Direction: Copy every line of the following data that includes the string "TradingView".

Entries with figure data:
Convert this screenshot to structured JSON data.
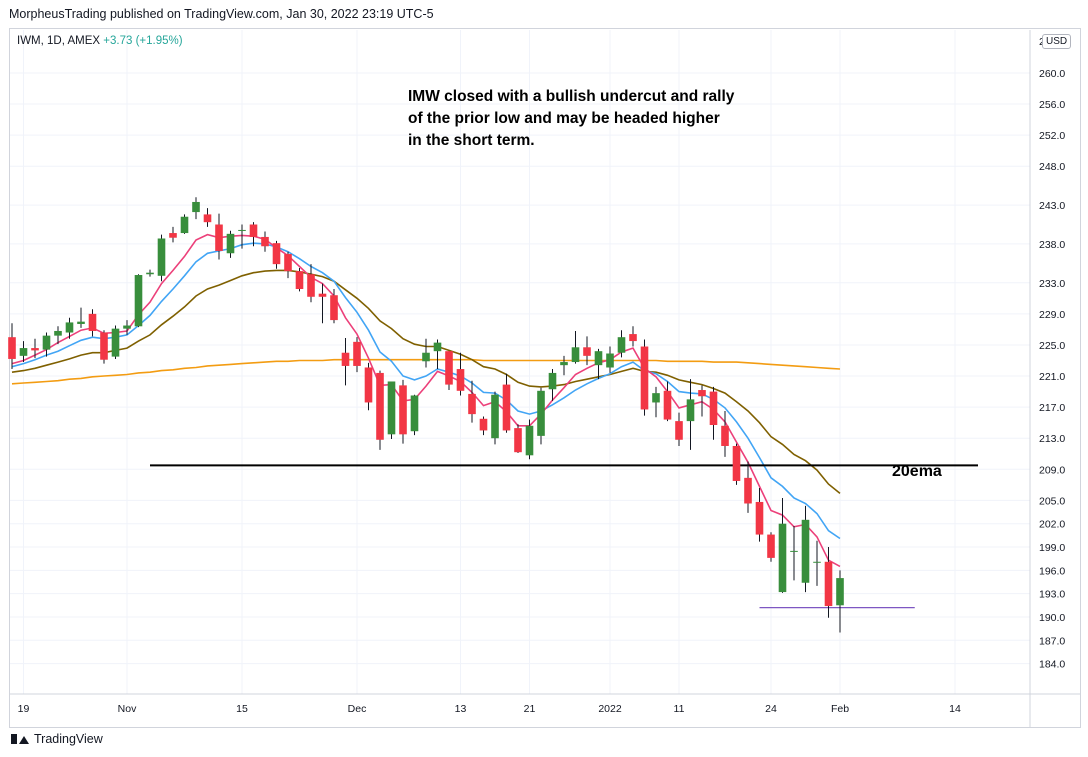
{
  "header": {
    "publisher": "MorpheusTrading published on TradingView.com, Jan 30, 2022 23:19 UTC-5"
  },
  "symbol": {
    "info": "IWM, 1D, AMEX",
    "change": "+3.73 (+1.95%)"
  },
  "currency": "USD",
  "footer": {
    "brand": "TradingView"
  },
  "annotations": {
    "main_note": [
      "IMW closed with a bullish undercut and rally",
      "of the prior low and may be headed higher",
      "in the short term."
    ],
    "ema_label": "20ema"
  },
  "chart_data": {
    "type": "candlestick",
    "y_axis": {
      "ylim": [
        181.5,
        264.5
      ],
      "ticks": [
        184.0,
        187.0,
        190.0,
        193.0,
        196.0,
        199.0,
        202.0,
        205.0,
        209.0,
        213.0,
        217.0,
        221.0,
        225.0,
        229.0,
        233.0,
        238.0,
        243.0,
        248.0,
        252.0,
        256.0,
        260.0
      ],
      "top_tick_partial": "2"
    },
    "x_axis": {
      "labels": [
        {
          "label": "19",
          "index": 1
        },
        {
          "label": "Nov",
          "index": 10
        },
        {
          "label": "15",
          "index": 20
        },
        {
          "label": "Dec",
          "index": 30
        },
        {
          "label": "13",
          "index": 39
        },
        {
          "label": "21",
          "index": 45
        },
        {
          "label": "2022",
          "index": 52
        },
        {
          "label": "11",
          "index": 58
        },
        {
          "label": "24",
          "index": 66
        },
        {
          "label": "Feb",
          "index": 72
        },
        {
          "label": "14",
          "index": 82
        }
      ],
      "bar_count_span": [
        0,
        83
      ]
    },
    "candles": [
      [
        226,
        227.8,
        221.9,
        223.2
      ],
      [
        223.6,
        225.5,
        222.8,
        224.6
      ],
      [
        224.6,
        225.8,
        223.3,
        224.3
      ],
      [
        224.4,
        226.6,
        223.5,
        226.2
      ],
      [
        226.2,
        227.4,
        225.1,
        226.8
      ],
      [
        226.6,
        228.5,
        225.8,
        227.9
      ],
      [
        227.7,
        229.8,
        227.2,
        228.0
      ],
      [
        229.0,
        229.6,
        226.1,
        226.8
      ],
      [
        226.6,
        226.9,
        222.6,
        223.1
      ],
      [
        223.5,
        227.5,
        223.2,
        227.1
      ],
      [
        227.1,
        228.2,
        226.3,
        227.5
      ],
      [
        227.4,
        234.1,
        227.3,
        234.0
      ],
      [
        234.1,
        234.7,
        233.8,
        234.3
      ],
      [
        233.9,
        239.2,
        233.2,
        238.7
      ],
      [
        239.4,
        240.2,
        238.2,
        238.8
      ],
      [
        239.4,
        241.8,
        239.3,
        241.5
      ],
      [
        242.1,
        244.0,
        241.2,
        243.4
      ],
      [
        241.8,
        242.6,
        240.2,
        240.8
      ],
      [
        240.5,
        241.9,
        236.0,
        237.1
      ],
      [
        236.8,
        239.7,
        236.2,
        239.3
      ],
      [
        239.7,
        240.5,
        237.4,
        239.8
      ],
      [
        240.5,
        240.8,
        237.7,
        238.9
      ],
      [
        238.9,
        239.6,
        237.0,
        237.7
      ],
      [
        238.1,
        238.4,
        234.8,
        235.4
      ],
      [
        236.7,
        237.0,
        233.6,
        234.5
      ],
      [
        234.5,
        234.9,
        231.9,
        232.2
      ],
      [
        234.1,
        235.4,
        230.5,
        231.2
      ],
      [
        231.6,
        232.9,
        227.8,
        231.2
      ],
      [
        231.4,
        232.2,
        227.8,
        228.2
      ],
      [
        224.0,
        225.9,
        219.8,
        222.3
      ],
      [
        225.4,
        226.0,
        221.5,
        222.3
      ],
      [
        222.1,
        222.7,
        216.6,
        217.6
      ],
      [
        221.4,
        221.7,
        211.5,
        212.8
      ],
      [
        213.5,
        220.3,
        212.9,
        220.3
      ],
      [
        219.8,
        220.5,
        212.3,
        213.5
      ],
      [
        213.9,
        218.6,
        213.4,
        218.5
      ],
      [
        222.9,
        225.8,
        222.1,
        224.0
      ],
      [
        224.2,
        225.7,
        221.9,
        225.3
      ],
      [
        224.2,
        224.2,
        219.2,
        219.9
      ],
      [
        221.9,
        224.0,
        218.5,
        219.1
      ],
      [
        218.7,
        220.4,
        215.0,
        216.1
      ],
      [
        215.5,
        215.8,
        213.4,
        214.0
      ],
      [
        213.0,
        219.0,
        212.2,
        218.6
      ],
      [
        219.9,
        221.3,
        213.7,
        214.0
      ],
      [
        214.3,
        214.8,
        211.1,
        211.2
      ],
      [
        210.8,
        215.4,
        210.3,
        214.6
      ],
      [
        213.3,
        219.5,
        212.2,
        219.1
      ],
      [
        219.3,
        221.9,
        217.8,
        221.4
      ],
      [
        222.4,
        223.6,
        221.1,
        222.8
      ],
      [
        222.8,
        226.8,
        222.6,
        224.7
      ],
      [
        224.7,
        226.1,
        222.4,
        223.6
      ],
      [
        222.4,
        224.5,
        220.6,
        224.2
      ],
      [
        222.1,
        224.8,
        221.4,
        223.9
      ],
      [
        224.0,
        226.9,
        223.4,
        226.0
      ],
      [
        226.4,
        227.4,
        224.8,
        225.5
      ],
      [
        224.8,
        225.7,
        215.9,
        216.7
      ],
      [
        217.6,
        219.6,
        215.7,
        218.8
      ],
      [
        219.1,
        220.3,
        215.2,
        215.4
      ],
      [
        215.2,
        216.3,
        212.0,
        212.8
      ],
      [
        215.2,
        220.6,
        211.5,
        218.0
      ],
      [
        219.2,
        219.8,
        215.8,
        218.4
      ],
      [
        219.0,
        219.6,
        212.8,
        214.7
      ],
      [
        214.6,
        216.5,
        210.6,
        212.0
      ],
      [
        212.0,
        212.3,
        207.0,
        207.5
      ],
      [
        207.9,
        210.0,
        203.4,
        204.6
      ],
      [
        204.8,
        206.6,
        199.7,
        200.6
      ],
      [
        200.6,
        200.9,
        197.1,
        197.6
      ],
      [
        193.2,
        205.3,
        193.1,
        202.0
      ],
      [
        198.5,
        201.7,
        194.7,
        198.5
      ],
      [
        194.4,
        204.3,
        193.2,
        202.5
      ],
      [
        197.1,
        199.8,
        194.0,
        197.1
      ],
      [
        197.1,
        199.0,
        189.9,
        191.4
      ],
      [
        191.5,
        196.0,
        188.0,
        195.0
      ]
    ],
    "series": [
      {
        "name": "",
        "color": "#ec407a",
        "values": [
          222.6,
          223.0,
          223.7,
          224.4,
          225.3,
          226.1,
          226.9,
          227.2,
          226.5,
          226.6,
          226.8,
          228.9,
          230.5,
          232.9,
          234.6,
          236.4,
          238.5,
          239.2,
          238.8,
          239.0,
          239.1,
          239.0,
          238.6,
          237.5,
          236.5,
          235.1,
          233.7,
          232.9,
          231.3,
          228.5,
          226.4,
          223.3,
          219.8,
          219.9,
          217.8,
          218.0,
          219.7,
          221.6,
          221.0,
          220.3,
          218.9,
          217.2,
          217.7,
          216.4,
          214.6,
          214.6,
          216.1,
          217.9,
          219.5,
          221.2,
          222.0,
          222.7,
          223.1,
          224.1,
          224.6,
          222.0,
          220.9,
          219.0,
          216.9,
          217.3,
          217.7,
          216.7,
          215.1,
          212.5,
          209.9,
          206.8,
          203.7,
          203.1,
          201.6,
          201.9,
          200.3,
          197.3,
          196.5
        ]
      },
      {
        "name": "",
        "color": "#42a5f5",
        "values": [
          222.2,
          222.6,
          223.1,
          223.7,
          224.2,
          224.9,
          225.6,
          226.0,
          225.8,
          226.0,
          226.3,
          227.5,
          228.8,
          230.6,
          232.2,
          233.9,
          235.7,
          236.8,
          237.1,
          237.4,
          237.9,
          238.1,
          238.0,
          237.6,
          237.0,
          236.1,
          235.1,
          234.3,
          233.2,
          231.1,
          229.2,
          226.9,
          224.1,
          222.9,
          221.0,
          220.5,
          221.0,
          221.9,
          221.5,
          221.0,
          220.1,
          218.9,
          218.8,
          217.9,
          216.5,
          216.1,
          216.5,
          217.3,
          218.2,
          219.2,
          220.0,
          220.7,
          221.3,
          222.2,
          222.8,
          221.7,
          221.3,
          220.3,
          219.0,
          218.8,
          218.7,
          218.0,
          216.9,
          215.1,
          213.0,
          210.5,
          207.9,
          206.8,
          205.3,
          204.6,
          203.3,
          201.1,
          200.1
        ]
      },
      {
        "name": "",
        "color": "#7f6000",
        "values": [
          221.5,
          221.7,
          222.0,
          222.4,
          222.8,
          223.2,
          223.7,
          224.0,
          224.0,
          224.3,
          224.6,
          225.5,
          226.3,
          227.6,
          228.7,
          229.9,
          231.3,
          232.2,
          232.7,
          233.3,
          233.9,
          234.3,
          234.5,
          234.6,
          234.6,
          234.4,
          234.1,
          233.8,
          233.2,
          232.1,
          231.0,
          229.7,
          228.1,
          227.1,
          225.8,
          225.1,
          224.8,
          224.8,
          224.3,
          223.8,
          223.1,
          222.2,
          221.9,
          221.2,
          220.2,
          219.7,
          219.6,
          219.7,
          219.9,
          220.3,
          220.6,
          220.9,
          221.2,
          221.6,
          222.0,
          221.6,
          221.5,
          221.1,
          220.5,
          220.2,
          219.9,
          219.4,
          218.8,
          217.7,
          216.5,
          215.0,
          213.2,
          212.2,
          210.9,
          210.1,
          208.9,
          207.1,
          205.9
        ]
      },
      {
        "name": "",
        "color": "#f39c12",
        "values": [
          220.0,
          220.1,
          220.2,
          220.3,
          220.4,
          220.6,
          220.7,
          220.9,
          221.0,
          221.1,
          221.2,
          221.4,
          221.5,
          221.7,
          221.8,
          222.0,
          222.1,
          222.3,
          222.4,
          222.5,
          222.6,
          222.7,
          222.8,
          222.9,
          222.9,
          223.0,
          223.0,
          223.0,
          223.1,
          223.1,
          223.1,
          223.1,
          223.1,
          223.1,
          223.1,
          223.1,
          223.1,
          223.1,
          223.1,
          223.1,
          223.1,
          223.0,
          223.0,
          223.0,
          223.0,
          223.0,
          223.0,
          223.0,
          223.0,
          223.0,
          223.0,
          223.0,
          223.0,
          223.0,
          223.0,
          223.0,
          223.0,
          222.9,
          222.9,
          222.9,
          222.9,
          222.8,
          222.8,
          222.8,
          222.7,
          222.6,
          222.5,
          222.4,
          222.3,
          222.2,
          222.1,
          222.0,
          221.9
        ]
      }
    ],
    "support_line": {
      "y": 209.5,
      "x0": 12,
      "x1": 84
    },
    "low_line": {
      "y": 191.2,
      "x0": 65,
      "x1": 78.5
    },
    "colors": {
      "up": "#388e3c",
      "down": "#f23645",
      "grid": "#f0f3fa",
      "axis_text": "#131722"
    }
  }
}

Solution for this task:
    "publisher": "MorpheusTrading published on TradingView.com, Jan 30, 2022 23:19 UTC-5"
    "brand": "TradingView"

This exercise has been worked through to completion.